> YOUR GOAL
Do not copy the pictures; transcribe all other material exactly.

[Figure data in JSON]

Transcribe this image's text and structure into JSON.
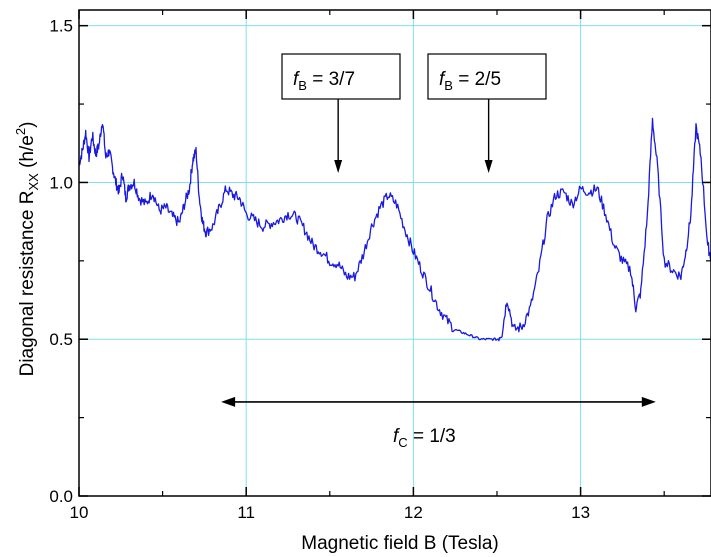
{
  "chart_data": {
    "type": "line",
    "xlabel": "Magnetic field  B (Tesla)",
    "ylabel_main": "Diagonal resistance  R",
    "ylabel_sub": "XX",
    "ylabel_unit": " (h/e",
    "ylabel_sup": "2",
    "ylabel_close": ")",
    "xlim": [
      10,
      13.78
    ],
    "ylim": [
      0,
      1.55
    ],
    "grid": true,
    "grid_color": "#7fe0f0",
    "line_color": "#1a1adf",
    "x_ticks": [
      "10",
      "11",
      "12",
      "13"
    ],
    "y_ticks": [
      "0.0",
      "0.5",
      "1.0",
      "1.5"
    ],
    "annotations": {
      "fb37": {
        "f": "f",
        "sub": "B",
        "rest": " = 3/7",
        "arrow_x": 11.55
      },
      "fb25": {
        "f": "f",
        "sub": "B",
        "rest": " = 2/5",
        "arrow_x": 12.45
      },
      "fc13": {
        "f": "f",
        "sub": "C",
        "rest": " = 1/3",
        "range": [
          10.85,
          13.45
        ],
        "y": 0.3
      }
    },
    "series": [
      {
        "x": [
          10.0,
          10.02,
          10.04,
          10.06,
          10.08,
          10.1,
          10.12,
          10.14,
          10.16,
          10.18,
          10.2,
          10.22,
          10.24,
          10.26,
          10.28,
          10.3,
          10.33,
          10.36,
          10.4,
          10.44,
          10.48,
          10.52,
          10.56,
          10.6,
          10.63,
          10.66,
          10.68,
          10.7,
          10.72,
          10.74,
          10.76,
          10.8,
          10.84,
          10.88,
          10.92,
          10.96,
          11.0,
          11.05,
          11.1,
          11.15,
          11.2,
          11.25,
          11.3,
          11.35,
          11.4,
          11.45,
          11.5,
          11.55,
          11.6,
          11.65,
          11.7,
          11.75,
          11.8,
          11.85,
          11.9,
          11.95,
          12.0,
          12.05,
          12.1,
          12.15,
          12.2,
          12.25,
          12.3,
          12.35,
          12.4,
          12.45,
          12.5,
          12.53,
          12.56,
          12.6,
          12.65,
          12.7,
          12.75,
          12.8,
          12.85,
          12.9,
          12.95,
          13.0,
          13.05,
          13.1,
          13.15,
          13.2,
          13.25,
          13.3,
          13.33,
          13.36,
          13.4,
          13.43,
          13.46,
          13.5,
          13.55,
          13.6,
          13.63,
          13.66,
          13.69,
          13.72,
          13.76,
          13.78
        ],
        "y": [
          1.06,
          1.1,
          1.16,
          1.08,
          1.15,
          1.09,
          1.12,
          1.2,
          1.08,
          1.1,
          1.05,
          1.0,
          0.97,
          1.03,
          0.95,
          0.99,
          1.0,
          0.95,
          0.93,
          0.97,
          0.91,
          0.92,
          0.89,
          0.87,
          0.93,
          0.98,
          1.07,
          1.1,
          0.95,
          0.87,
          0.84,
          0.86,
          0.92,
          0.98,
          0.96,
          0.95,
          0.9,
          0.88,
          0.86,
          0.87,
          0.88,
          0.9,
          0.89,
          0.85,
          0.8,
          0.78,
          0.75,
          0.74,
          0.7,
          0.7,
          0.77,
          0.86,
          0.92,
          0.96,
          0.93,
          0.85,
          0.78,
          0.72,
          0.66,
          0.6,
          0.56,
          0.53,
          0.52,
          0.51,
          0.5,
          0.5,
          0.5,
          0.52,
          0.63,
          0.53,
          0.54,
          0.6,
          0.72,
          0.88,
          0.96,
          0.97,
          0.93,
          0.98,
          0.97,
          0.98,
          0.9,
          0.8,
          0.75,
          0.72,
          0.6,
          0.65,
          0.9,
          1.2,
          1.05,
          0.75,
          0.72,
          0.7,
          0.78,
          0.9,
          1.18,
          1.08,
          0.8,
          0.76
        ]
      }
    ]
  }
}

> ANSWER TO THE PROBLEM
Transcribe this image's text and structure into JSON.
{
  "chart_data": {
    "type": "line",
    "xlabel": "Magnetic field  B (Tesla)",
    "ylabel_main": "Diagonal resistance  R",
    "ylabel_sub": "XX",
    "ylabel_unit": " (h/e",
    "ylabel_sup": "2",
    "ylabel_close": ")",
    "xlim": [
      10,
      13.78
    ],
    "ylim": [
      0,
      1.55
    ],
    "grid": true,
    "grid_color": "#7fe0f0",
    "line_color": "#1a1adf",
    "x_ticks": [
      "10",
      "11",
      "12",
      "13"
    ],
    "y_ticks": [
      "0.0",
      "0.5",
      "1.0",
      "1.5"
    ],
    "annotations": {
      "fb37": {
        "f": "f",
        "sub": "B",
        "rest": " = 3/7",
        "arrow_x": 11.55
      },
      "fb25": {
        "f": "f",
        "sub": "B",
        "rest": " = 2/5",
        "arrow_x": 12.45
      },
      "fc13": {
        "f": "f",
        "sub": "C",
        "rest": " = 1/3",
        "range": [
          10.85,
          13.45
        ],
        "y": 0.3
      }
    },
    "series": [
      {
        "x": [
          10.0,
          10.02,
          10.04,
          10.06,
          10.08,
          10.1,
          10.12,
          10.14,
          10.16,
          10.18,
          10.2,
          10.22,
          10.24,
          10.26,
          10.28,
          10.3,
          10.33,
          10.36,
          10.4,
          10.44,
          10.48,
          10.52,
          10.56,
          10.6,
          10.63,
          10.66,
          10.68,
          10.7,
          10.72,
          10.74,
          10.76,
          10.8,
          10.84,
          10.88,
          10.92,
          10.96,
          11.0,
          11.05,
          11.1,
          11.15,
          11.2,
          11.25,
          11.3,
          11.35,
          11.4,
          11.45,
          11.5,
          11.55,
          11.6,
          11.65,
          11.7,
          11.75,
          11.8,
          11.85,
          11.9,
          11.95,
          12.0,
          12.05,
          12.1,
          12.15,
          12.2,
          12.25,
          12.3,
          12.35,
          12.4,
          12.45,
          12.5,
          12.53,
          12.56,
          12.6,
          12.65,
          12.7,
          12.75,
          12.8,
          12.85,
          12.9,
          12.95,
          13.0,
          13.05,
          13.1,
          13.15,
          13.2,
          13.25,
          13.3,
          13.33,
          13.36,
          13.4,
          13.43,
          13.46,
          13.5,
          13.55,
          13.6,
          13.63,
          13.66,
          13.69,
          13.72,
          13.76,
          13.78
        ],
        "y": [
          1.06,
          1.1,
          1.16,
          1.08,
          1.15,
          1.09,
          1.12,
          1.2,
          1.08,
          1.1,
          1.05,
          1.0,
          0.97,
          1.03,
          0.95,
          0.99,
          1.0,
          0.95,
          0.93,
          0.97,
          0.91,
          0.92,
          0.89,
          0.87,
          0.93,
          0.98,
          1.07,
          1.1,
          0.95,
          0.87,
          0.84,
          0.86,
          0.92,
          0.98,
          0.96,
          0.95,
          0.9,
          0.88,
          0.86,
          0.87,
          0.88,
          0.9,
          0.89,
          0.85,
          0.8,
          0.78,
          0.75,
          0.74,
          0.7,
          0.7,
          0.77,
          0.86,
          0.92,
          0.96,
          0.93,
          0.85,
          0.78,
          0.72,
          0.66,
          0.6,
          0.56,
          0.53,
          0.52,
          0.51,
          0.5,
          0.5,
          0.5,
          0.52,
          0.63,
          0.53,
          0.54,
          0.6,
          0.72,
          0.88,
          0.96,
          0.97,
          0.93,
          0.98,
          0.97,
          0.98,
          0.9,
          0.8,
          0.75,
          0.72,
          0.6,
          0.65,
          0.9,
          1.2,
          1.05,
          0.75,
          0.72,
          0.7,
          0.78,
          0.9,
          1.18,
          1.08,
          0.8,
          0.76
        ]
      }
    ]
  }
}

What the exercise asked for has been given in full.